Stored entries:
▬▬▬
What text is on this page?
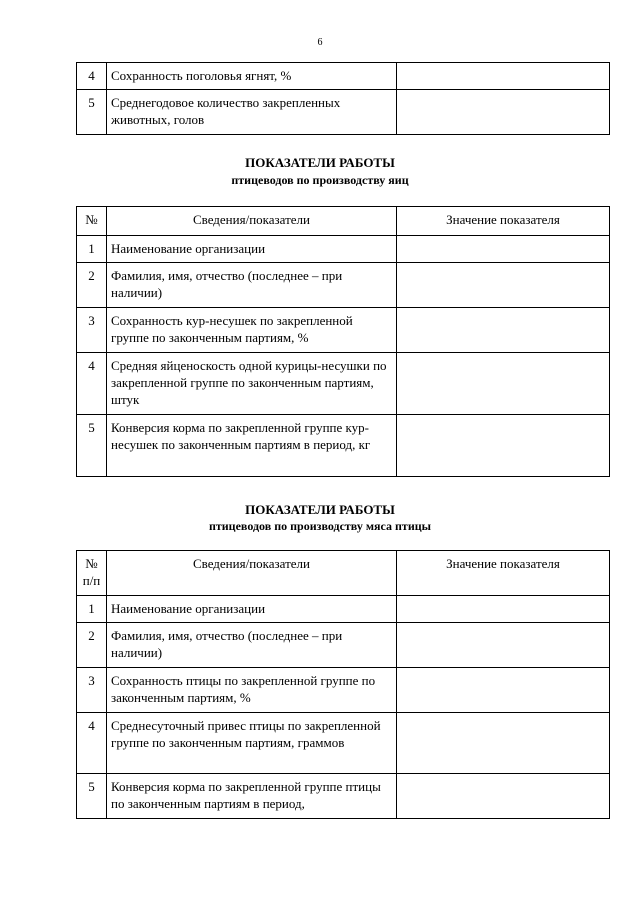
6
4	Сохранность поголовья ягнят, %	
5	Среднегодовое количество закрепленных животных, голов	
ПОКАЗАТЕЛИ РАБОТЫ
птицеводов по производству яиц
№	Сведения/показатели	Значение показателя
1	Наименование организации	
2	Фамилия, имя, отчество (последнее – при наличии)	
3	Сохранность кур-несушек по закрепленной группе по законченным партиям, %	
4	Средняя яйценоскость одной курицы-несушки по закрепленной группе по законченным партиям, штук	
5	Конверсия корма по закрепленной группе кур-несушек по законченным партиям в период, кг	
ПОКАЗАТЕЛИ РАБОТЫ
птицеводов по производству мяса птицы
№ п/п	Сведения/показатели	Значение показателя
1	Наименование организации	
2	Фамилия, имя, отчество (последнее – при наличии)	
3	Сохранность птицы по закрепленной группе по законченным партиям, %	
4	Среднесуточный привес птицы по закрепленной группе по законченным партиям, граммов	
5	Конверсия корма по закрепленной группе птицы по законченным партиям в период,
▬▬▬
## PROMPT
Every record must be copied exactly, with images dropped from the result.

## FINISHED TASK
What text is on this page?
6
4	Сохранность поголовья ягнят, %	
5	Среднегодовое количество закрепленных животных, голов	
ПОКАЗАТЕЛИ РАБОТЫ
птицеводов по производству яиц
№	Сведения/показатели	Значение показателя
1	Наименование организации	
2	Фамилия, имя, отчество (последнее – при наличии)	
3	Сохранность кур-несушек по закрепленной группе по законченным партиям, %	
4	Средняя яйценоскость одной курицы-несушки по закрепленной группе по законченным партиям, штук	
5	Конверсия корма по закрепленной группе кур-несушек по законченным партиям в период, кг	
ПОКАЗАТЕЛИ РАБОТЫ
птицеводов по производству мяса птицы
№ п/п	Сведения/показатели	Значение показателя
1	Наименование организации	
2	Фамилия, имя, отчество (последнее – при наличии)	
3	Сохранность птицы по закрепленной группе по законченным партиям, %	
4	Среднесуточный привес птицы по закрепленной группе по законченным партиям, граммов	
5	Конверсия корма по закрепленной группе птицы по законченным партиям в период,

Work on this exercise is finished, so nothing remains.